DIRECTION: Find how many lines contain "Weather" and state only that number.

RECORD LIST:
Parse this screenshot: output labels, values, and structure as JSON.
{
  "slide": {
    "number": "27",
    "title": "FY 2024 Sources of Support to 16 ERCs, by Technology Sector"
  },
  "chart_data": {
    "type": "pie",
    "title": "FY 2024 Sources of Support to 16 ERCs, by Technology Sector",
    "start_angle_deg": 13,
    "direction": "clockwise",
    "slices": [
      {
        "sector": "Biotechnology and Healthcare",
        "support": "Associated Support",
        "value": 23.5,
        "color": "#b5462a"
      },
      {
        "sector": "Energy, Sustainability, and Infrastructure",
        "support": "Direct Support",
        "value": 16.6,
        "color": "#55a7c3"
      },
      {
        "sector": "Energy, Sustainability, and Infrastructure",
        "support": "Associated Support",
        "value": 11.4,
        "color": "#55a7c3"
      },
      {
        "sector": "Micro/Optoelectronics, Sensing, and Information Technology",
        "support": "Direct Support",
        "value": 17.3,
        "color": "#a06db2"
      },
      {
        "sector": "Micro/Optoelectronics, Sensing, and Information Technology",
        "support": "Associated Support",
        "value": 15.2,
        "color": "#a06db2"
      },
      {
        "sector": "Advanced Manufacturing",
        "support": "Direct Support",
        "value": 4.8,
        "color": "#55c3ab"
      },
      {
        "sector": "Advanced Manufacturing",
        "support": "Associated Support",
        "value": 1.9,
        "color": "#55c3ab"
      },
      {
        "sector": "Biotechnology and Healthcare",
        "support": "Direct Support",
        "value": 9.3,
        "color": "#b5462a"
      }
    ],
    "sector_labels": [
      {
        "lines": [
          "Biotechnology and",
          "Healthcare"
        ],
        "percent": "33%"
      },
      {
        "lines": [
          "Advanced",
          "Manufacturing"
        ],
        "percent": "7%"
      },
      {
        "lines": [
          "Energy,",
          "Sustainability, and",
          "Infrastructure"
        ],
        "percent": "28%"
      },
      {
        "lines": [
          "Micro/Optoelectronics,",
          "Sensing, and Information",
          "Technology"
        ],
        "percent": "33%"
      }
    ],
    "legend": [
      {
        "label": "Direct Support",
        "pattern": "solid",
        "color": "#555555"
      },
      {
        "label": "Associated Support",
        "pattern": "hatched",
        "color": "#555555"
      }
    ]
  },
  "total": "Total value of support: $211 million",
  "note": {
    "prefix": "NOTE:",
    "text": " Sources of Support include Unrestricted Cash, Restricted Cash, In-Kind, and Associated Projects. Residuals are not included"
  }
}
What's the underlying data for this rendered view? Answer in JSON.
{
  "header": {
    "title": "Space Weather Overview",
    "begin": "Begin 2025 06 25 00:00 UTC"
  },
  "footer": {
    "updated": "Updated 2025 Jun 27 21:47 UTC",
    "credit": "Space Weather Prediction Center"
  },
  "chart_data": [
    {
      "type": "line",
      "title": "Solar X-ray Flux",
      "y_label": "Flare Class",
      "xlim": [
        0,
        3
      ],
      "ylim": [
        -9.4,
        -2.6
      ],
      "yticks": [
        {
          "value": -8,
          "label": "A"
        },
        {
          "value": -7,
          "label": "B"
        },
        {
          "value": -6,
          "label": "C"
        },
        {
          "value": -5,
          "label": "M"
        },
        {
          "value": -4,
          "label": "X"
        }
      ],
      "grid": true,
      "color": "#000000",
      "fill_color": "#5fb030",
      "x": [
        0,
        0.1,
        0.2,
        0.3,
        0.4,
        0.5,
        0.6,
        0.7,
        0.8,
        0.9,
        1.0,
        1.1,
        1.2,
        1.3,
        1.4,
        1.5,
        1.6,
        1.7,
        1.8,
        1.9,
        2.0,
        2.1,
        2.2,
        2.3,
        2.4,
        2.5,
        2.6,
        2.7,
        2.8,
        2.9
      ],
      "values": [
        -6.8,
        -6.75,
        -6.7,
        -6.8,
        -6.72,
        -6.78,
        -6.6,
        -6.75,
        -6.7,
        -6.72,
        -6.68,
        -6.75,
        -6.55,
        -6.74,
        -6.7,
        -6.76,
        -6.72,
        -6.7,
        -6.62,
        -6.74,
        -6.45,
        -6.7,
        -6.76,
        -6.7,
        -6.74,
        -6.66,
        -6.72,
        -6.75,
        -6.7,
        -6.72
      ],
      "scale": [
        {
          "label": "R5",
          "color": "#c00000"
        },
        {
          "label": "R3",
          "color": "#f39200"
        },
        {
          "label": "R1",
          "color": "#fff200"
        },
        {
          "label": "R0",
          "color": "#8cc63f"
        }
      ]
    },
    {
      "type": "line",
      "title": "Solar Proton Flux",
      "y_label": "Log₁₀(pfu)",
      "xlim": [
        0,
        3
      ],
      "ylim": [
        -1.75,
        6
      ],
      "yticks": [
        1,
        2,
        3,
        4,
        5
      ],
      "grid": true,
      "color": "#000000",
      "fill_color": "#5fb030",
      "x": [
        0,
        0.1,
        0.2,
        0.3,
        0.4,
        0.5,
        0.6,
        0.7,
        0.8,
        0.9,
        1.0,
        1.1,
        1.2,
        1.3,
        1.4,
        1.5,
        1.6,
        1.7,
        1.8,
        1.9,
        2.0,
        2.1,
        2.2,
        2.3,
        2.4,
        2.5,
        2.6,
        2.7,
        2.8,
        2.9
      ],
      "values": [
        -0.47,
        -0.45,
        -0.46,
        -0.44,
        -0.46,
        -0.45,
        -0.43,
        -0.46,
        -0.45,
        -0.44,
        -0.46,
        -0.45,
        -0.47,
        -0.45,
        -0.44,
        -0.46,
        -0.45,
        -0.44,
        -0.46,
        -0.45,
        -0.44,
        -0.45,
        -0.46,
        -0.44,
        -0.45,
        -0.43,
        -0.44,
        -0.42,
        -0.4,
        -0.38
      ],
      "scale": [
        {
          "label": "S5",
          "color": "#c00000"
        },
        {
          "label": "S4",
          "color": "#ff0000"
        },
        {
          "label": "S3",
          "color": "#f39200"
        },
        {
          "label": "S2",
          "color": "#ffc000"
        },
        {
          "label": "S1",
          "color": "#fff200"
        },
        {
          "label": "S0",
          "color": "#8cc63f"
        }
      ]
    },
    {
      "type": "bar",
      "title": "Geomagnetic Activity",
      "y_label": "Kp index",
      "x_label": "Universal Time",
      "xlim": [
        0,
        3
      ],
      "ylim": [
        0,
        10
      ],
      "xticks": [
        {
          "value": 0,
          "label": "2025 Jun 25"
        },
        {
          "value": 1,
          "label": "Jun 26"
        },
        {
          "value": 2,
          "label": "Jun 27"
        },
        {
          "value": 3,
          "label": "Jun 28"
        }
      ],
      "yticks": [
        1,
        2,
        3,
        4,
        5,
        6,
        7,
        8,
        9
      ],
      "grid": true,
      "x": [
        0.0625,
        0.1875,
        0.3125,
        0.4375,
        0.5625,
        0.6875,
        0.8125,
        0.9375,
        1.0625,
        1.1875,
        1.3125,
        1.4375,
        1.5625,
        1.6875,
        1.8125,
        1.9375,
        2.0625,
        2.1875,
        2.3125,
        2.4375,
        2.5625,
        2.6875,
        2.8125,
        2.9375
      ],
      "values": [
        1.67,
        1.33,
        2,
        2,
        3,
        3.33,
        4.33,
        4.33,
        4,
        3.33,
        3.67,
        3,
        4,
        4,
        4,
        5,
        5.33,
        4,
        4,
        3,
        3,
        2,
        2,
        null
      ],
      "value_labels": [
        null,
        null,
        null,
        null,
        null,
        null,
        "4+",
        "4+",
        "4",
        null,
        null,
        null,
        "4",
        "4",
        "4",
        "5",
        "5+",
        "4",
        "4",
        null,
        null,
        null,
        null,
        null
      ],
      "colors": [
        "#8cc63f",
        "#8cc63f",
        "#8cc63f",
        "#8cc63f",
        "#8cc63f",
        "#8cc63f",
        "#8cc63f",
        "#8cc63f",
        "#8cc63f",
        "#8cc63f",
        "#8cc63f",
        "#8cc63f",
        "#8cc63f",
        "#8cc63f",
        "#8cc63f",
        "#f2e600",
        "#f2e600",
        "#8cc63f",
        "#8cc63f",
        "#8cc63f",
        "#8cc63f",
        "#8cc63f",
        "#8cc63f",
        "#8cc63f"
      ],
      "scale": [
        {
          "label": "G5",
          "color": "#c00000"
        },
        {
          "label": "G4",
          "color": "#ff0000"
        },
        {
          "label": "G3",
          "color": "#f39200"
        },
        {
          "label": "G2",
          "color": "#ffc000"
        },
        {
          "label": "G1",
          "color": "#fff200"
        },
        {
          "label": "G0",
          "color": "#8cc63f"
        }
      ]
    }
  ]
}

RESULT FOR THIS EXERCISE: 2